Scan the entries below for the word "Treehouse". Copy each line that has it.

--- BEGIN ---

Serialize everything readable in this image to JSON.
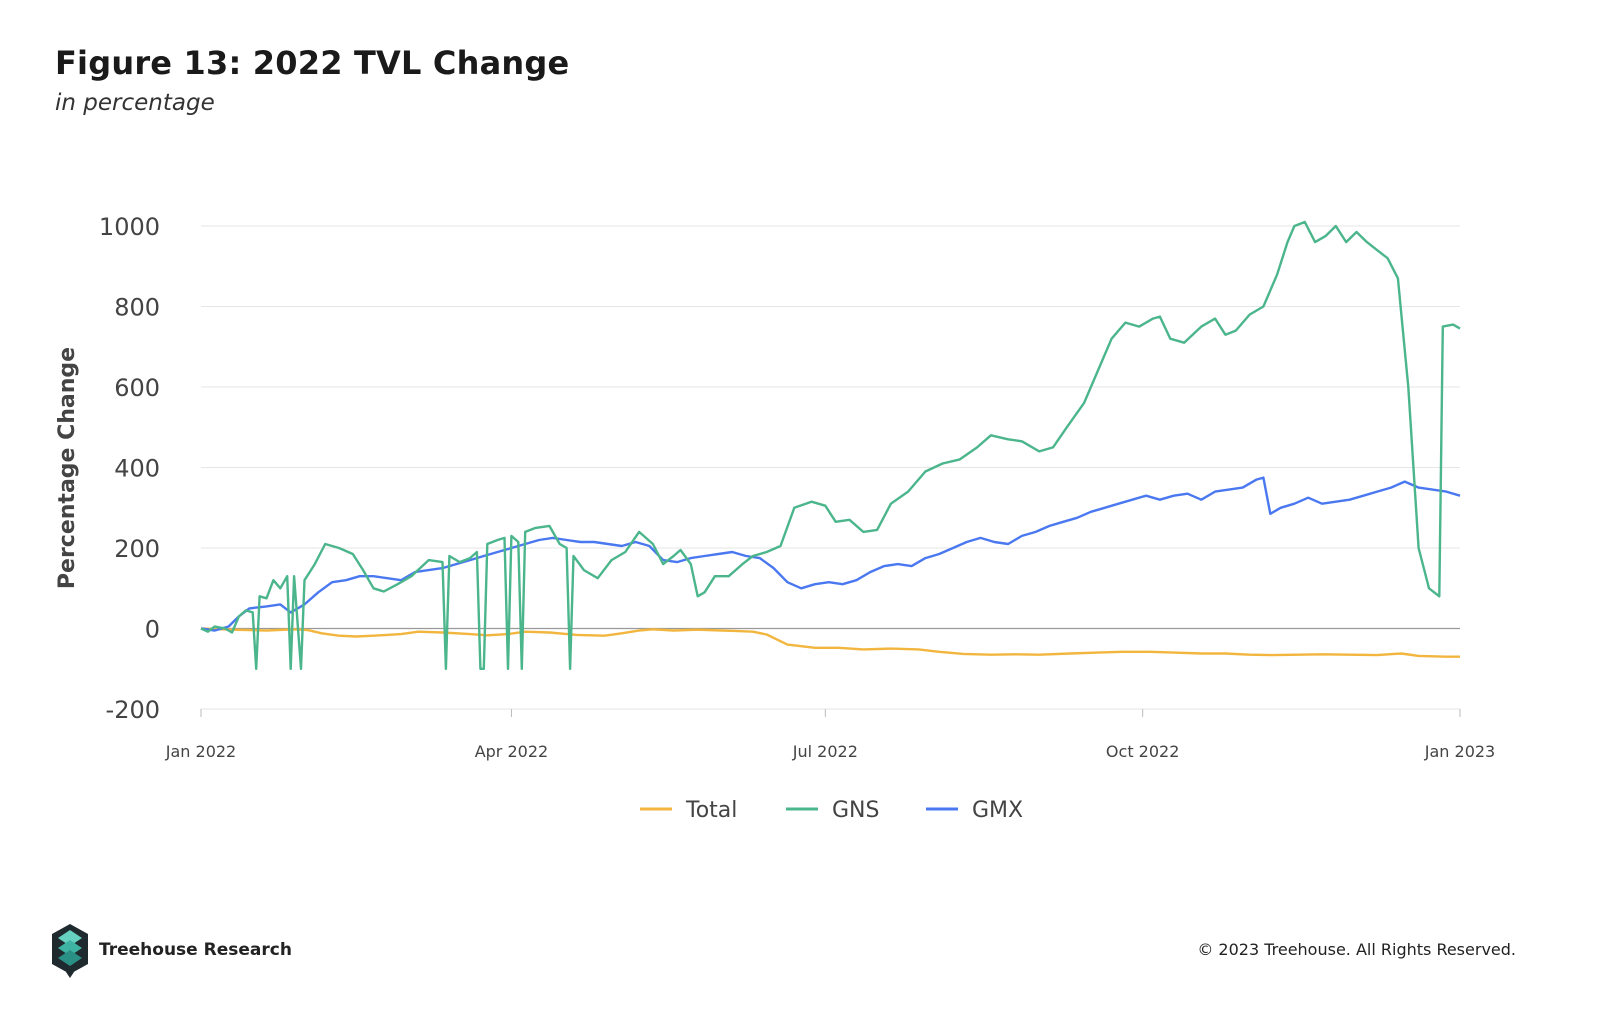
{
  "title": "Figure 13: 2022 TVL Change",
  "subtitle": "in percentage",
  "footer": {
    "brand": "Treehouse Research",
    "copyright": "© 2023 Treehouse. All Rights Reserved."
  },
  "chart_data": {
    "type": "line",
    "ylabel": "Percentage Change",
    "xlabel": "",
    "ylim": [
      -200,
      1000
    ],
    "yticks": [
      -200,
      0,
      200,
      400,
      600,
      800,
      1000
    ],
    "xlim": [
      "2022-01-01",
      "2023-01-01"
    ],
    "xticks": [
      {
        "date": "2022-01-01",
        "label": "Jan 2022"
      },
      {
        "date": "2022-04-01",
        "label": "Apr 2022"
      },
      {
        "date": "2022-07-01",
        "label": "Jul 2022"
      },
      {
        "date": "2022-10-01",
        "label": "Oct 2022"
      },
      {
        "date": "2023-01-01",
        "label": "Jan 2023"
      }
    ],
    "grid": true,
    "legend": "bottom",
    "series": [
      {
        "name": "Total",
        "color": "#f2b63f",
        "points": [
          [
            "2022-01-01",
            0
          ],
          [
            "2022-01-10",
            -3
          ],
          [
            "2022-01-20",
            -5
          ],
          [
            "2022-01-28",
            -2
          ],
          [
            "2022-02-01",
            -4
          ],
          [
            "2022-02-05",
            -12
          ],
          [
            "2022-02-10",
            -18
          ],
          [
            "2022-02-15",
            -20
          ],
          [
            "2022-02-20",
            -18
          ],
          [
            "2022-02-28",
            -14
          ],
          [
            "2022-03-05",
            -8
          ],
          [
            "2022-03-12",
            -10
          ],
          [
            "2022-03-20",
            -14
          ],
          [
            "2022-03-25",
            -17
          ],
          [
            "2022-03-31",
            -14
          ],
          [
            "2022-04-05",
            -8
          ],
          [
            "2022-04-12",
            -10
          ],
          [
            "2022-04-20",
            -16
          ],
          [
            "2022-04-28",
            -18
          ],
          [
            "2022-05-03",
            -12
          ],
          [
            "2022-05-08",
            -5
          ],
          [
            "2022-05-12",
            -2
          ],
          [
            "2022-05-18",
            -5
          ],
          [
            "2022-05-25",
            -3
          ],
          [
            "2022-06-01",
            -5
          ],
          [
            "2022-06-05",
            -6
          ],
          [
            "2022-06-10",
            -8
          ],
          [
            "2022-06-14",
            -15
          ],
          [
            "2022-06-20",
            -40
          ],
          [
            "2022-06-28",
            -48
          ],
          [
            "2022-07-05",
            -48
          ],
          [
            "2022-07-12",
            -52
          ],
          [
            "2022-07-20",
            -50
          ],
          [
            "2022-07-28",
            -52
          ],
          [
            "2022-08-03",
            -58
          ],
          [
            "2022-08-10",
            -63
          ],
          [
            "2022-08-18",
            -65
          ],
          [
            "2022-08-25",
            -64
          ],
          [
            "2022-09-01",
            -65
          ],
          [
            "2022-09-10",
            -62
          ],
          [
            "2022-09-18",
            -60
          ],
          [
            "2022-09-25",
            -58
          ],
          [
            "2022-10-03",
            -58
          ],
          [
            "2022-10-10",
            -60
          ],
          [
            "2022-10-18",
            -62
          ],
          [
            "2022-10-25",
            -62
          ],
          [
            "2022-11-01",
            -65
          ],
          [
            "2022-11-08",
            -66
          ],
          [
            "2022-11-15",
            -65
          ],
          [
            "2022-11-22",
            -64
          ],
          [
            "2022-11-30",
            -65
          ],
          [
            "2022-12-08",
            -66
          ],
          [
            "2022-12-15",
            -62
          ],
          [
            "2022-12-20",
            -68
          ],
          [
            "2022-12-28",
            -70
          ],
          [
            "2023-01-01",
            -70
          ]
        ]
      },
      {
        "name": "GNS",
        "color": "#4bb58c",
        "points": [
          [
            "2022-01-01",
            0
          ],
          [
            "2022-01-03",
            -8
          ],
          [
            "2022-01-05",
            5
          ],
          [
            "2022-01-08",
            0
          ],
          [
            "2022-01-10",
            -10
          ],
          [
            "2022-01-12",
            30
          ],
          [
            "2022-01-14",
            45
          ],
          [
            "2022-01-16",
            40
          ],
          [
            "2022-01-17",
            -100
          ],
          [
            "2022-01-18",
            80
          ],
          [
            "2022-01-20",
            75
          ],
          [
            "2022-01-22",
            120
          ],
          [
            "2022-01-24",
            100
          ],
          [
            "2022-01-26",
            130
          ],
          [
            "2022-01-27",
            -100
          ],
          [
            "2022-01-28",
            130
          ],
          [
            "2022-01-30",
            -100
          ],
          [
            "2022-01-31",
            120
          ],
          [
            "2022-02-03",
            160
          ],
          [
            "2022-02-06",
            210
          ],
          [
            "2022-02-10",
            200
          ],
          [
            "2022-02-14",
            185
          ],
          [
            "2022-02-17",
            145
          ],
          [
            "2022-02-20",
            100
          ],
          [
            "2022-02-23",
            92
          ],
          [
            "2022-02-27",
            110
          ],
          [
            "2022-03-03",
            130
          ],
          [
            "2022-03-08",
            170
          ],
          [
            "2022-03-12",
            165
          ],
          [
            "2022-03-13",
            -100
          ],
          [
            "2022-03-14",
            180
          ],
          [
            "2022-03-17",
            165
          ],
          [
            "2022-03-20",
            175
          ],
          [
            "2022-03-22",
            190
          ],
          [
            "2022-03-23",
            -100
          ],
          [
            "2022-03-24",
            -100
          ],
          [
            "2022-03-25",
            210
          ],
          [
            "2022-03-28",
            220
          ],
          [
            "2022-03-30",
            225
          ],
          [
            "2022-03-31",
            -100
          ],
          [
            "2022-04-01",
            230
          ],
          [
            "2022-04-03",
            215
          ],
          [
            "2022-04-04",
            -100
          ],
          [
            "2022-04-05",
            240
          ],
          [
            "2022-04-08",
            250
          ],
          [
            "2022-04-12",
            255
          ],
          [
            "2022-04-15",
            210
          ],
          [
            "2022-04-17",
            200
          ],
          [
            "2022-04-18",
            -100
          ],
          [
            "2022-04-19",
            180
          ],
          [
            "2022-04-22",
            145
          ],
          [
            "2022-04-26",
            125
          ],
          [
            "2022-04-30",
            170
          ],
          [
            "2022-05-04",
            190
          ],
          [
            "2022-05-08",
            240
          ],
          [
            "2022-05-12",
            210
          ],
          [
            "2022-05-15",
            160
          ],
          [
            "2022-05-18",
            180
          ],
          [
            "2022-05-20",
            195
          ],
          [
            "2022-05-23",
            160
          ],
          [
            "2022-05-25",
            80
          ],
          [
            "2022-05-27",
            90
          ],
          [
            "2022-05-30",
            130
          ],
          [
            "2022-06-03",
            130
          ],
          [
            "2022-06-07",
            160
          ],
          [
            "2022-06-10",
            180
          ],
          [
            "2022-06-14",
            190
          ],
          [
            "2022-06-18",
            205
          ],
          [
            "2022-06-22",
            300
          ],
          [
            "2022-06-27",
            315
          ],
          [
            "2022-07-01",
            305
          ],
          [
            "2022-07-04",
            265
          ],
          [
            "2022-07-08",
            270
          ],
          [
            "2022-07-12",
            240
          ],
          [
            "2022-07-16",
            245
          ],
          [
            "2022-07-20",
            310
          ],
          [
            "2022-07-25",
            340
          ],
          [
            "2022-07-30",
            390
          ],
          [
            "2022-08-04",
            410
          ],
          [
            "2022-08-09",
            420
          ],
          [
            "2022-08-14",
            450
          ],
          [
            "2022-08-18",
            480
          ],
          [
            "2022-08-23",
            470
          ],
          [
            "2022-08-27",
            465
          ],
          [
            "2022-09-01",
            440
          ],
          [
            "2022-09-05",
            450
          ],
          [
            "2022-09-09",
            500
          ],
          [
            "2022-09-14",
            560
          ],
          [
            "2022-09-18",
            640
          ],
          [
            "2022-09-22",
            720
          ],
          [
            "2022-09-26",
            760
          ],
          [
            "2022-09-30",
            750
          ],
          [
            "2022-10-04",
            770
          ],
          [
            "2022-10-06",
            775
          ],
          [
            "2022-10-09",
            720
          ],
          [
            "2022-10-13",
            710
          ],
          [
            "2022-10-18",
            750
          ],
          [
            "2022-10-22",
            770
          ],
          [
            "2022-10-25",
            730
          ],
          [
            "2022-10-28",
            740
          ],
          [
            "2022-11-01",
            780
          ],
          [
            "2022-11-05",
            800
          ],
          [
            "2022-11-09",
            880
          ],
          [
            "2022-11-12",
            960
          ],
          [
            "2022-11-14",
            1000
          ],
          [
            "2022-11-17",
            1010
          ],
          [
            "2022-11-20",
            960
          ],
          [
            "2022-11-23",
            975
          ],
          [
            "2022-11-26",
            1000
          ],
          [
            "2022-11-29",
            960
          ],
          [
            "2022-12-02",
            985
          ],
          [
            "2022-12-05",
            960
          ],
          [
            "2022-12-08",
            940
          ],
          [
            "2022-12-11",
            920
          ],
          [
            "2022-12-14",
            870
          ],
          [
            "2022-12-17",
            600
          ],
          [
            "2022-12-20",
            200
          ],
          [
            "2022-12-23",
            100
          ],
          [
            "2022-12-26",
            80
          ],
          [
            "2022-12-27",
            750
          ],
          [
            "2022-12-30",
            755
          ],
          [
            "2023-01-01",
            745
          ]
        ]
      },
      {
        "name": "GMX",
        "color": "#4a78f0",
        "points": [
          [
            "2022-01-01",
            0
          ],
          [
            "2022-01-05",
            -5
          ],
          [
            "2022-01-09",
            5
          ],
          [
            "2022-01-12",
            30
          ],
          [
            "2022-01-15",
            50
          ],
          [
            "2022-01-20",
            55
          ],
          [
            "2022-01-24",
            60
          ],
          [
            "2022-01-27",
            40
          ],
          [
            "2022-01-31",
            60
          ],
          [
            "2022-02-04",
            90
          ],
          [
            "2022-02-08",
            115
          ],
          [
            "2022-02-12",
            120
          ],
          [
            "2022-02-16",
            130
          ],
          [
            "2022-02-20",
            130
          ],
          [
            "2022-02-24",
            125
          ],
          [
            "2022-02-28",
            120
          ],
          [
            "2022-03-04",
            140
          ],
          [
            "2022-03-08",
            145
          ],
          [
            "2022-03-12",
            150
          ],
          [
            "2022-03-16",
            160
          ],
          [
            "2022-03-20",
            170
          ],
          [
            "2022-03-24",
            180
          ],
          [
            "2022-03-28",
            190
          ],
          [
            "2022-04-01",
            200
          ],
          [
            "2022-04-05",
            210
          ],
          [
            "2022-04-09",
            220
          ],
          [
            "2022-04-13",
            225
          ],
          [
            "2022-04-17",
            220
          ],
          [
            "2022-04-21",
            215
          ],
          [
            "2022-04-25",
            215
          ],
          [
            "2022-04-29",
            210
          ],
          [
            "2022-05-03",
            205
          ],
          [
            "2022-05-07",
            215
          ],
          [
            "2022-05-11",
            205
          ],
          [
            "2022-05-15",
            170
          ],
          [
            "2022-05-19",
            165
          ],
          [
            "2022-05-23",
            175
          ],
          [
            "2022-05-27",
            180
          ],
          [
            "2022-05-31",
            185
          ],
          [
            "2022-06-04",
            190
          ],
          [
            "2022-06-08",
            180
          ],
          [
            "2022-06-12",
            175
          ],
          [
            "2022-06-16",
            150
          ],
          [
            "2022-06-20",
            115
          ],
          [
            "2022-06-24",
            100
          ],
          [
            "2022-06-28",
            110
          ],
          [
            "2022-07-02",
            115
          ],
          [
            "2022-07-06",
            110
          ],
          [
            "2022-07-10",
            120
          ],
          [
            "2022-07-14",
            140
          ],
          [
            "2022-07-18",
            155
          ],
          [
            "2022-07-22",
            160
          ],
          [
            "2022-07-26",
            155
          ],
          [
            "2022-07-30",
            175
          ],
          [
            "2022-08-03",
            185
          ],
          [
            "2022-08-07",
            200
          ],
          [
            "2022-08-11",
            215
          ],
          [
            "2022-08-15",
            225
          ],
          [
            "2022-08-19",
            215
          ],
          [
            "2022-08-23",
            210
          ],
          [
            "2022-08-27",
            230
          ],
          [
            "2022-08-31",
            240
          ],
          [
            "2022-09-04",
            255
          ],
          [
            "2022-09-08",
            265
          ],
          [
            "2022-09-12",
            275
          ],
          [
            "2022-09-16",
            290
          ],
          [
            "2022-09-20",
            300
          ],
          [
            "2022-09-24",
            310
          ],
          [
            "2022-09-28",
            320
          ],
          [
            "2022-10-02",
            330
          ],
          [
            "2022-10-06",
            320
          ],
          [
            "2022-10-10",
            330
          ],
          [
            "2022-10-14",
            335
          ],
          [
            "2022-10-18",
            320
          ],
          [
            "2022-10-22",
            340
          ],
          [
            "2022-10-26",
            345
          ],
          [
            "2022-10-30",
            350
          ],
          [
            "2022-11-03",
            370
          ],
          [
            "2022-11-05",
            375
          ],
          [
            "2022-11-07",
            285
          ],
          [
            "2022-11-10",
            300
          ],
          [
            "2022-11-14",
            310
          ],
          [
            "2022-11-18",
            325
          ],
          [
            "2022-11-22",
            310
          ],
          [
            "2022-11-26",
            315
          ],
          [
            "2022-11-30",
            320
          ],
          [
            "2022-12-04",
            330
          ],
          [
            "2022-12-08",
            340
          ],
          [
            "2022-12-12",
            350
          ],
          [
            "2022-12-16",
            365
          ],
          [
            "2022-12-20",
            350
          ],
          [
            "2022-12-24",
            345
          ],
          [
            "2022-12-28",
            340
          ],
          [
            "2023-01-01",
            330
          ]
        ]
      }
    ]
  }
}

--- END ---

Full response:
    "brand": "Treehouse Research",
    "copyright": "© 2023 Treehouse. All Rights Reserved."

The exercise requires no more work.